Work out how many lines in the listing below include the word "escaneamento". Give nothing but the number.

########################################

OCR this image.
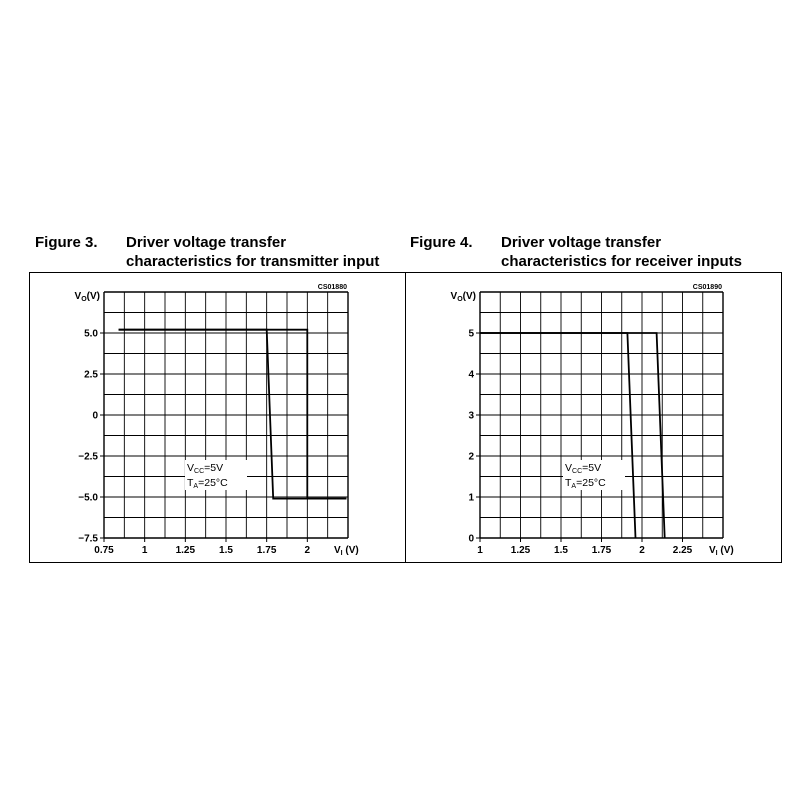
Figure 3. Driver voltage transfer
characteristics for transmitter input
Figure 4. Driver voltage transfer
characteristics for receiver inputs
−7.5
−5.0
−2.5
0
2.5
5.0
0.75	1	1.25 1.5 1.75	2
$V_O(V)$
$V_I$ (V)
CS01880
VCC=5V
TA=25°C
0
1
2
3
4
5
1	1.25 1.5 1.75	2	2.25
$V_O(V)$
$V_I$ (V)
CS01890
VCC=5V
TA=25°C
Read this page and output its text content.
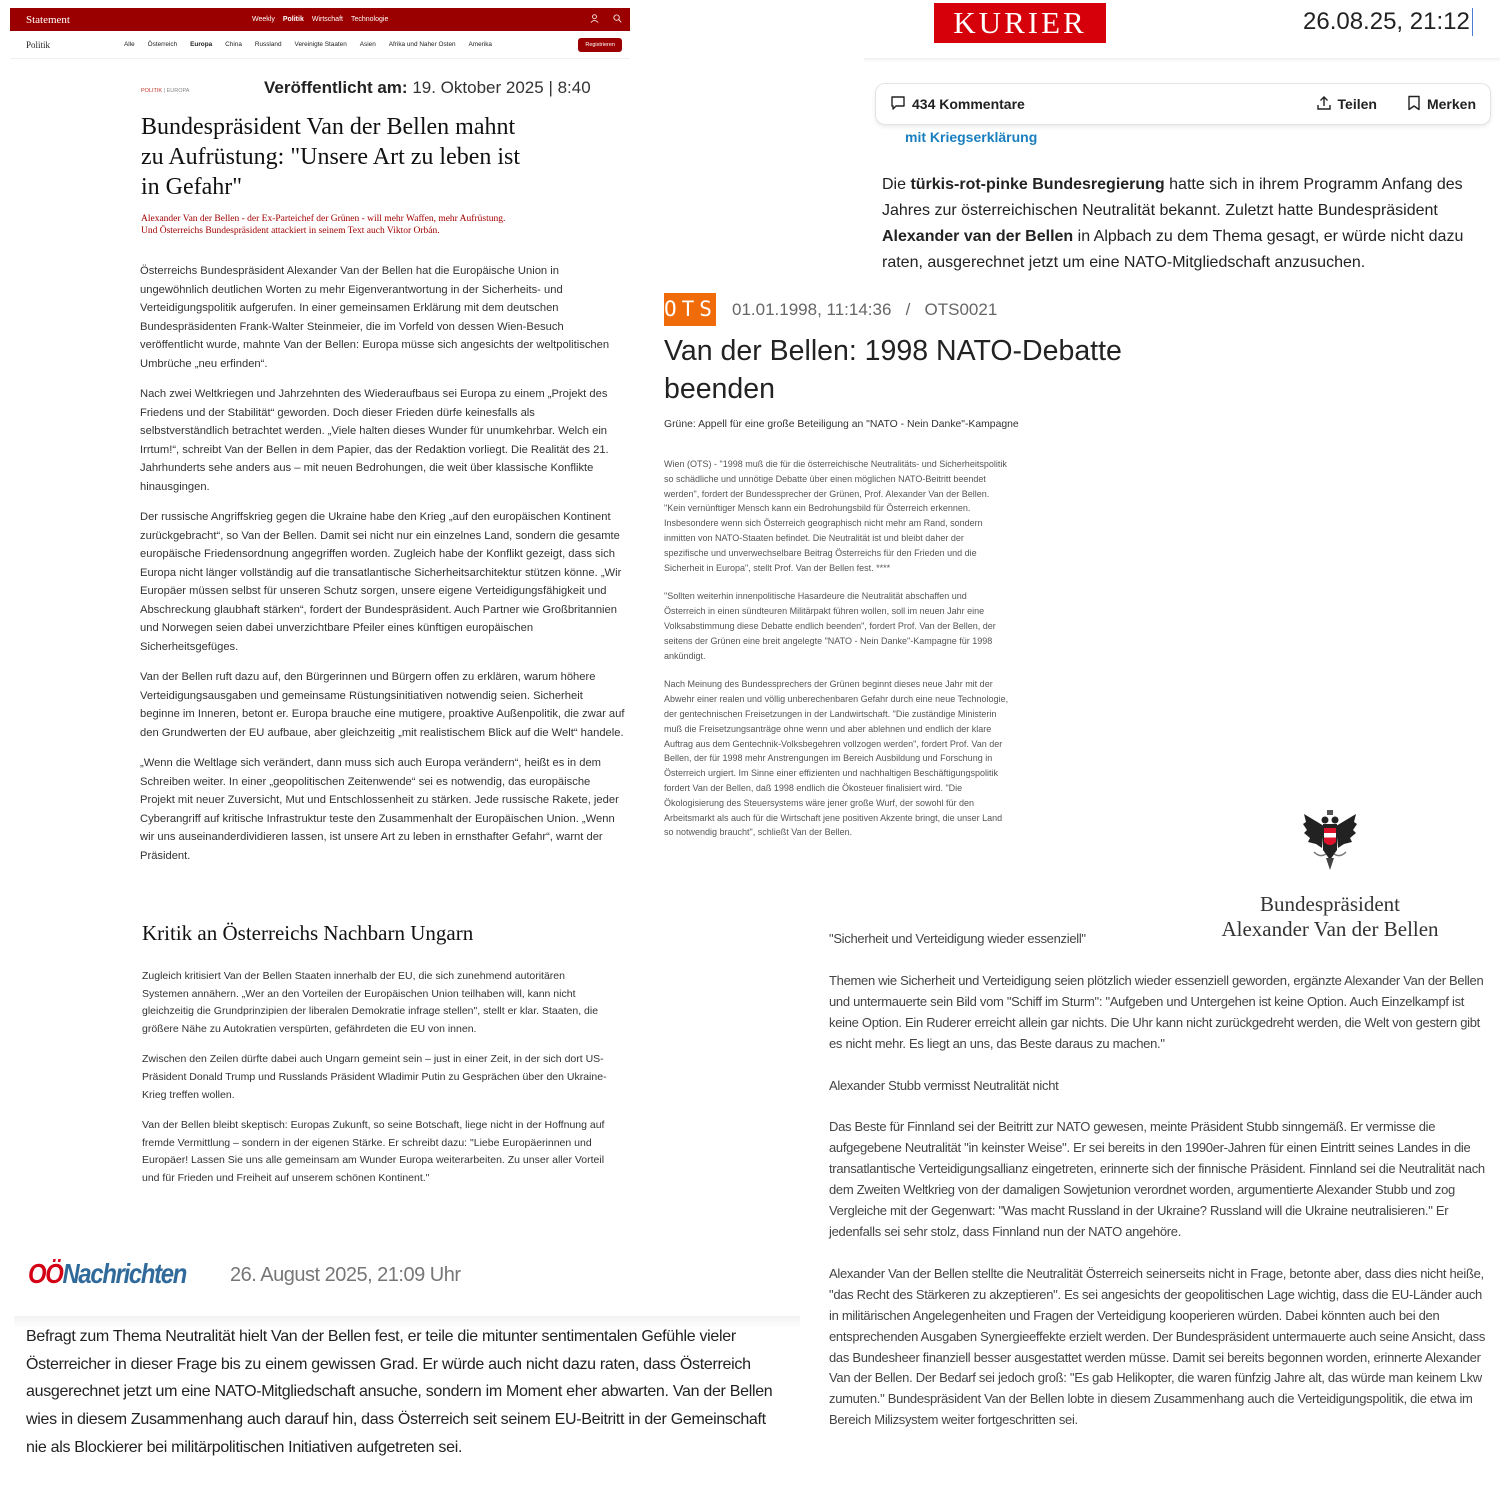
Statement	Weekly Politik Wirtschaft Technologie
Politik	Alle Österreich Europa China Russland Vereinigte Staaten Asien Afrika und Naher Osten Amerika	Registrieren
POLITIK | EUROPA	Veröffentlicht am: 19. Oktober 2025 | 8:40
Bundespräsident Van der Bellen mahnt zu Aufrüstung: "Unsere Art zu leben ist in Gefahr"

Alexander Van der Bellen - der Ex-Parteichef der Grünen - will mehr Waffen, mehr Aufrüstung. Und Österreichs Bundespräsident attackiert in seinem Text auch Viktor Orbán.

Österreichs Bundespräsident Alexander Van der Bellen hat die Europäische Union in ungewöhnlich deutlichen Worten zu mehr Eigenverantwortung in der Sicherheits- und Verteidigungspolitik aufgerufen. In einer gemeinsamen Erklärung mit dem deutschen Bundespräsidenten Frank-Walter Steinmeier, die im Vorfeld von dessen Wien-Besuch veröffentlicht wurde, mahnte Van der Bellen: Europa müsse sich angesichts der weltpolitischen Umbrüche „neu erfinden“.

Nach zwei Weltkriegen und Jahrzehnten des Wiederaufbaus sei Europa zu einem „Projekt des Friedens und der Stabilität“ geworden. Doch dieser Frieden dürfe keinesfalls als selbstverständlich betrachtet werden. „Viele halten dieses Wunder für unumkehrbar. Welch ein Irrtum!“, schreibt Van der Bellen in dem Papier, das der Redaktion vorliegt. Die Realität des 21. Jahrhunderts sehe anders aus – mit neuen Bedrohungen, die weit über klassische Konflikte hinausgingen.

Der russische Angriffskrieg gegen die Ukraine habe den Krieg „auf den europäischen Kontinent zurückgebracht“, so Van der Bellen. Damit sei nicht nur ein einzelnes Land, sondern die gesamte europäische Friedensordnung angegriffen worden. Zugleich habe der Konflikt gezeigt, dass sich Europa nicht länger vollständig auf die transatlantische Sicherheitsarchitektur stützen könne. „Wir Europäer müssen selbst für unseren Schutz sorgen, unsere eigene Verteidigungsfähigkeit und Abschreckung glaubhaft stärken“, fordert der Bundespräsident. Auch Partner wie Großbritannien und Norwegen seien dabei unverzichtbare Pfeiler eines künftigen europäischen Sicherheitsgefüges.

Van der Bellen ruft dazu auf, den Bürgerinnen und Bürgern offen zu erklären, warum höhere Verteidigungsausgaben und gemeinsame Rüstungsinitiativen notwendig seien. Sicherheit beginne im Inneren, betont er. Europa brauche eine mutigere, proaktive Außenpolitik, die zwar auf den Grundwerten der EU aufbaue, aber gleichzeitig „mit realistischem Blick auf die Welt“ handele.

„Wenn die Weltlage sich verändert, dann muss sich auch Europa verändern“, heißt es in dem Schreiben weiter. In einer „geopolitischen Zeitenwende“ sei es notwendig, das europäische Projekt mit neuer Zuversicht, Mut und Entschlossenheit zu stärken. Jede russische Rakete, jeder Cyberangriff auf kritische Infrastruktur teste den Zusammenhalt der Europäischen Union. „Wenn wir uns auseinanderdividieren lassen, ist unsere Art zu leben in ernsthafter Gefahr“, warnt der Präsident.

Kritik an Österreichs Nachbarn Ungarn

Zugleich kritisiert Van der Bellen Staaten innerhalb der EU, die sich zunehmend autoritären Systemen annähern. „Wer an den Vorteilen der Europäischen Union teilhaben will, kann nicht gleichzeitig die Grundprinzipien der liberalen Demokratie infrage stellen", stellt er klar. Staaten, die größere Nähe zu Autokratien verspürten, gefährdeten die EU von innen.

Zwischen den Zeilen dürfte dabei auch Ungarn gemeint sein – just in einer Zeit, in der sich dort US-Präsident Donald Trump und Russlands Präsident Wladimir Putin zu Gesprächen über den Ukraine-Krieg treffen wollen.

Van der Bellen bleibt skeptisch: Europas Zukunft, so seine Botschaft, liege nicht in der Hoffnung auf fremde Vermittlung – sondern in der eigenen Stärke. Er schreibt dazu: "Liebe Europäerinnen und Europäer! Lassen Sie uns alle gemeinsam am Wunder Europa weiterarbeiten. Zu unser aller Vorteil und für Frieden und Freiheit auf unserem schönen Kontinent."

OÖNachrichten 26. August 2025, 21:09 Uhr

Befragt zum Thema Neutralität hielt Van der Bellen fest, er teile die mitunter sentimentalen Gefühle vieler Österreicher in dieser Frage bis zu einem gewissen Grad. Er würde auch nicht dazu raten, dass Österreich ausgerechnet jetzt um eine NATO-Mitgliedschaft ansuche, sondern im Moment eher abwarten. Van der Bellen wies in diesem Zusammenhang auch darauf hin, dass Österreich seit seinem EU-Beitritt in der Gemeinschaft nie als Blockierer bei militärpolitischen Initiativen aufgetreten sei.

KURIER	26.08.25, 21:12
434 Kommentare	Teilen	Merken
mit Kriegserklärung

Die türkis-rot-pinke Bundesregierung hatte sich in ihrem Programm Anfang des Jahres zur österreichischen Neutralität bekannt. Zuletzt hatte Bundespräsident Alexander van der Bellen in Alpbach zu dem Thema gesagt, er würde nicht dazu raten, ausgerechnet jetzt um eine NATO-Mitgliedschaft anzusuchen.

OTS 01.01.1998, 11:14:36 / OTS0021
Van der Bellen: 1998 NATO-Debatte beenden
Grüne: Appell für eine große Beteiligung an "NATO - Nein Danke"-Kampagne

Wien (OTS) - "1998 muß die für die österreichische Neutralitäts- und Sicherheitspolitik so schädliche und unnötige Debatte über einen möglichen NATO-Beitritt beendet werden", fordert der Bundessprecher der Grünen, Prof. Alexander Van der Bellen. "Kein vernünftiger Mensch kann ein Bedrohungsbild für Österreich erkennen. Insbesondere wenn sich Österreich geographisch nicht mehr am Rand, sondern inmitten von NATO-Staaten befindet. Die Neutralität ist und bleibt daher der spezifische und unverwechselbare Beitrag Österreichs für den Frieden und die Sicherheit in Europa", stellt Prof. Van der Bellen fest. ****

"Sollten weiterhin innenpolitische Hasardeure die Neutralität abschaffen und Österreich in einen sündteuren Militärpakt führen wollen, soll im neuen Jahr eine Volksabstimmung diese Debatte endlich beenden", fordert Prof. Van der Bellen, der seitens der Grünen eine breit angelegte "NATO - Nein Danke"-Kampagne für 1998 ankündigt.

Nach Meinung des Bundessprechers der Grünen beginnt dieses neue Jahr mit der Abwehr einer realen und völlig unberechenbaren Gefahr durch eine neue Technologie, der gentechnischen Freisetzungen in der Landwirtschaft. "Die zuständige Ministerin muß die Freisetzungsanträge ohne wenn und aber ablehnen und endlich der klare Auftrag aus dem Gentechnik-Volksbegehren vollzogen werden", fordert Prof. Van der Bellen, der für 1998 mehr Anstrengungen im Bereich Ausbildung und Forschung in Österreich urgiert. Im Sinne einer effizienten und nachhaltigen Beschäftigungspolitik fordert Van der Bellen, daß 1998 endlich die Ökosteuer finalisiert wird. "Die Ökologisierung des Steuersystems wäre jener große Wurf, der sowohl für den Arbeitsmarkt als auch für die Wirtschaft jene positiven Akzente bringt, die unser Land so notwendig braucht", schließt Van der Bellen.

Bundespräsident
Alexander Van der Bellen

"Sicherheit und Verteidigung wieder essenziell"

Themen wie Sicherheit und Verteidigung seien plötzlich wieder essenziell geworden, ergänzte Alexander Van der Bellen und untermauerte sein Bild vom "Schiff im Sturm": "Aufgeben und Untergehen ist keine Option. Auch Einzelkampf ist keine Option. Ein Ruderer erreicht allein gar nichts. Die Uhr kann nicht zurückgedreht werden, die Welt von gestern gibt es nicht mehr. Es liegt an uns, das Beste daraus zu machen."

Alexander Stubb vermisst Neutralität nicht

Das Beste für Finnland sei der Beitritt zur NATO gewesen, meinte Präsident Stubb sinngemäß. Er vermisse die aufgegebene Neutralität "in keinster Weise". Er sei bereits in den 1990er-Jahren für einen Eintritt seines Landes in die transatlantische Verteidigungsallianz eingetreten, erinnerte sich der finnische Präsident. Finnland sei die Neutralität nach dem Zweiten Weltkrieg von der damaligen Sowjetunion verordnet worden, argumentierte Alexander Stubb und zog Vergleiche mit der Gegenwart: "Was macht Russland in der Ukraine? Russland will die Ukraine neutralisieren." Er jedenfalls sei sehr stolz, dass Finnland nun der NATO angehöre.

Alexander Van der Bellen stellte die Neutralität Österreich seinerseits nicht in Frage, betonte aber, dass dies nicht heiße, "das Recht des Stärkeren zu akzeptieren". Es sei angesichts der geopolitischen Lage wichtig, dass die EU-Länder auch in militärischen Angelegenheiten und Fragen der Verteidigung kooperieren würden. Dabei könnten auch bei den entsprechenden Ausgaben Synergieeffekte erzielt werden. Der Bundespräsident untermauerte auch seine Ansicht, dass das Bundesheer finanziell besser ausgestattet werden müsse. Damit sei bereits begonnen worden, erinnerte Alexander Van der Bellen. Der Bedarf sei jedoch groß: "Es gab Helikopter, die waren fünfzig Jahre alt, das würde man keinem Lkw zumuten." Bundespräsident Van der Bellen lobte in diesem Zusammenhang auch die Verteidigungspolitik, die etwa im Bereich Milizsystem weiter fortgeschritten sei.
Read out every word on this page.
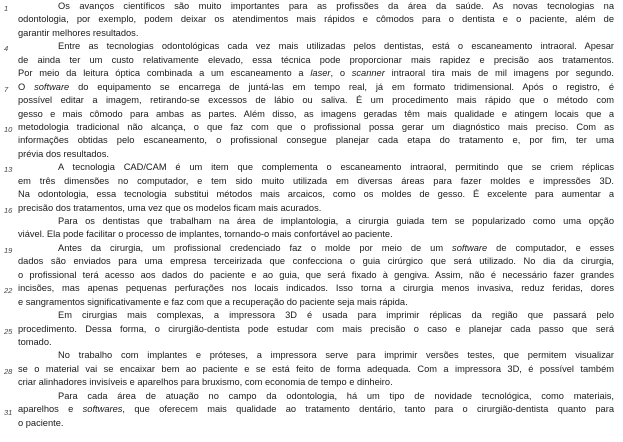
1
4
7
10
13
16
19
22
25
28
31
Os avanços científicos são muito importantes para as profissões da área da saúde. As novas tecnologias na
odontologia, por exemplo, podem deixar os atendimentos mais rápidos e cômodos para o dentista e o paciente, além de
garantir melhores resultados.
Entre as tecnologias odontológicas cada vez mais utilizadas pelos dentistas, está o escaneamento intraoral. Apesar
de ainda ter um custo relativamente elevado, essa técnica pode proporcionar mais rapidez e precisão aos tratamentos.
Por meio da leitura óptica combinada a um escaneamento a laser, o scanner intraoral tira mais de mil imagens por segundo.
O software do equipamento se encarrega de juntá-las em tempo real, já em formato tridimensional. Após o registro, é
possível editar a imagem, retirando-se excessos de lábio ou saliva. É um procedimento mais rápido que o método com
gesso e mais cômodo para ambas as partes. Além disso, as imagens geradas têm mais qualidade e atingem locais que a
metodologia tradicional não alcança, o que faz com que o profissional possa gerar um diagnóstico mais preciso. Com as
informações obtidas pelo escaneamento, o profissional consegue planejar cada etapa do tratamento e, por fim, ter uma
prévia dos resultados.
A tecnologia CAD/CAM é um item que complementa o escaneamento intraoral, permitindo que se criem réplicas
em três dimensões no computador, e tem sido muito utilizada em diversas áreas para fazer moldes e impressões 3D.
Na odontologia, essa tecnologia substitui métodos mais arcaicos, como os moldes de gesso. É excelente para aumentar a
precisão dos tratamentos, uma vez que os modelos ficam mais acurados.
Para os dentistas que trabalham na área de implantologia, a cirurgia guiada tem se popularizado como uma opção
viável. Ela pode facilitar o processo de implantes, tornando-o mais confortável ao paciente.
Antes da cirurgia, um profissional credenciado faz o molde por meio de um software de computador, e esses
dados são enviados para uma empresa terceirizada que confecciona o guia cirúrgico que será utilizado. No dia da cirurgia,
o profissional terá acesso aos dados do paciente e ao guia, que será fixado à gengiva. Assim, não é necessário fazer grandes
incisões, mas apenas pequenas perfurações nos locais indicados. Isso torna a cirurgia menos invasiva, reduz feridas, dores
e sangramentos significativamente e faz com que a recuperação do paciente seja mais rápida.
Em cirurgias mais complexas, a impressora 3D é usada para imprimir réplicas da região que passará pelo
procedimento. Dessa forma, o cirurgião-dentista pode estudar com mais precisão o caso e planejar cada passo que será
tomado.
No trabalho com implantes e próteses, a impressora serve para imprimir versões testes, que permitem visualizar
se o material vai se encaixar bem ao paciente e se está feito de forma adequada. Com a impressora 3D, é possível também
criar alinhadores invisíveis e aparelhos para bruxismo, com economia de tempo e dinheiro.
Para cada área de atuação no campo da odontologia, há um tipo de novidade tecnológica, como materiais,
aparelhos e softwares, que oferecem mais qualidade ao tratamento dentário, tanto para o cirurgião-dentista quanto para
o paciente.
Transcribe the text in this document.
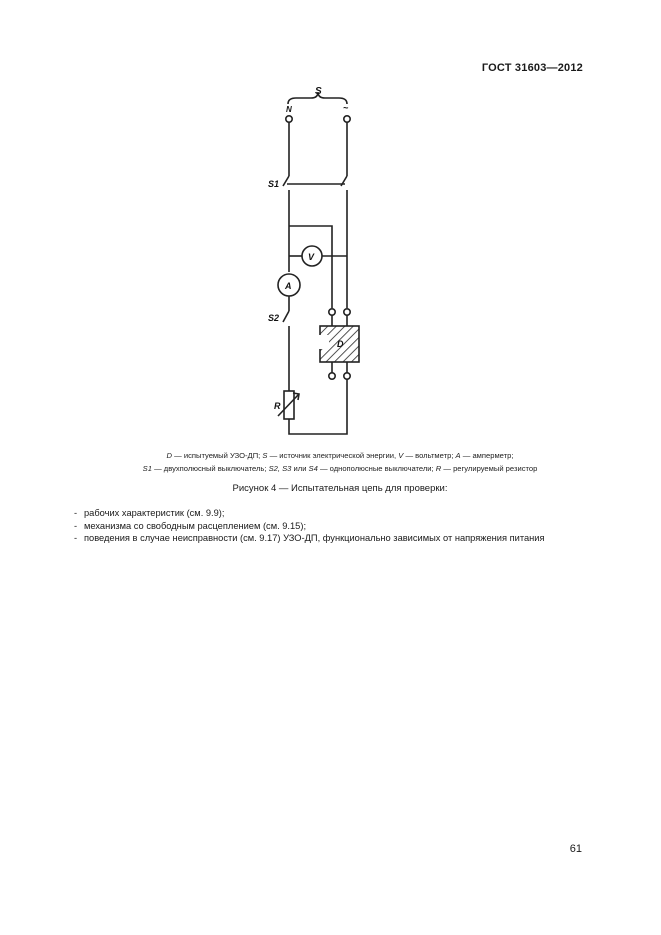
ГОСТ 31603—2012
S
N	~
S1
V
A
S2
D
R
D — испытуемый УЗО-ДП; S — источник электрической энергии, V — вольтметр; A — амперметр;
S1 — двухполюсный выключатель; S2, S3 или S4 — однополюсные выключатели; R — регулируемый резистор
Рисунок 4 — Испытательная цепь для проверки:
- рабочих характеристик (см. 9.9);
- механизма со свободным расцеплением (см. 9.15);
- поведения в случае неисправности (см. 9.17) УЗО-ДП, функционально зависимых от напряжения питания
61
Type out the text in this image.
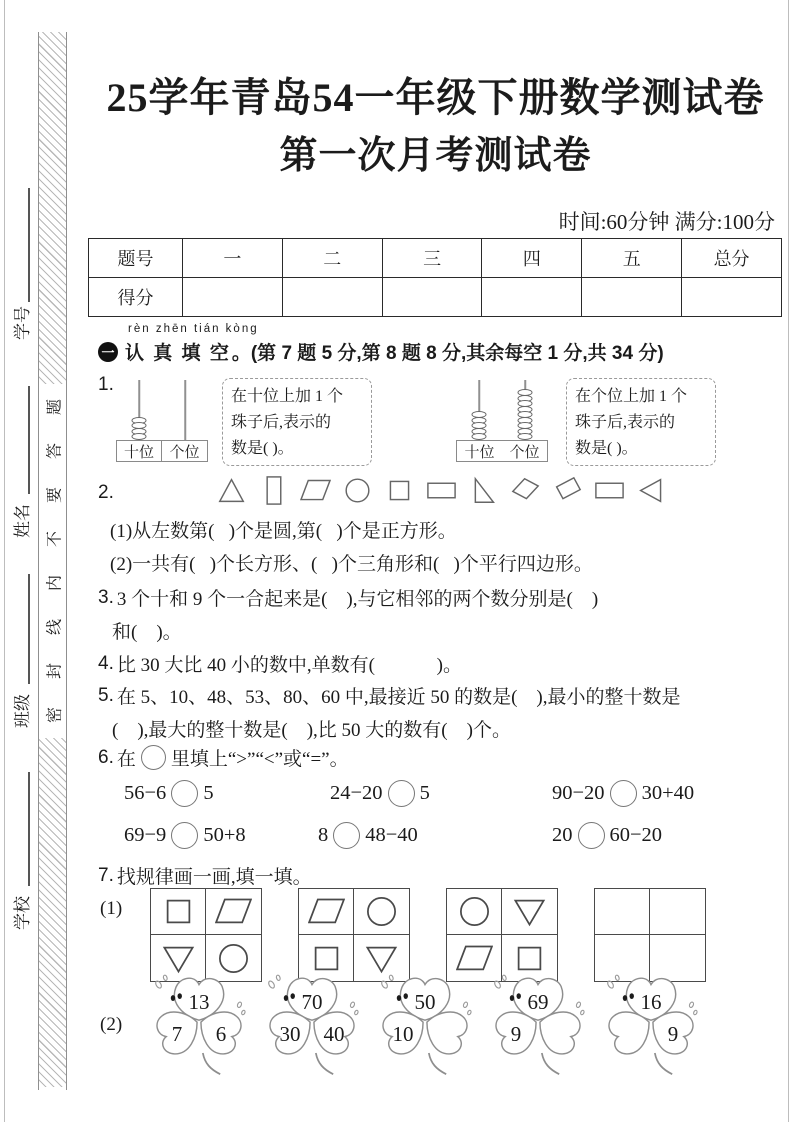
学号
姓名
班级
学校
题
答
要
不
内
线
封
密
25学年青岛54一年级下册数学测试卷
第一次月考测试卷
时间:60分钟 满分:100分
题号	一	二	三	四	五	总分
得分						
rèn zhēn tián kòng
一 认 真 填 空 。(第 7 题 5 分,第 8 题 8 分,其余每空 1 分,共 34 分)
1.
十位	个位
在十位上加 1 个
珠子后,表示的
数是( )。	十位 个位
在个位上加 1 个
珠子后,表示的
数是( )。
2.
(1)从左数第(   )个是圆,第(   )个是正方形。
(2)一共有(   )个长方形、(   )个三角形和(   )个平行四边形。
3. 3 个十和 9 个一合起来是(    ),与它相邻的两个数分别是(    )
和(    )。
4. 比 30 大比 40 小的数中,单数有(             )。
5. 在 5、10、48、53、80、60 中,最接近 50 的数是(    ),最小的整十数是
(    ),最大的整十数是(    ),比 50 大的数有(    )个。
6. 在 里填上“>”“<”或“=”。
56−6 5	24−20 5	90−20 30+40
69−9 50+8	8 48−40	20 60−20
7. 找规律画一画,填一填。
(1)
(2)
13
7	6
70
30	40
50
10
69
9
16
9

########################################

**SOLUTION TO THIS TASK**
4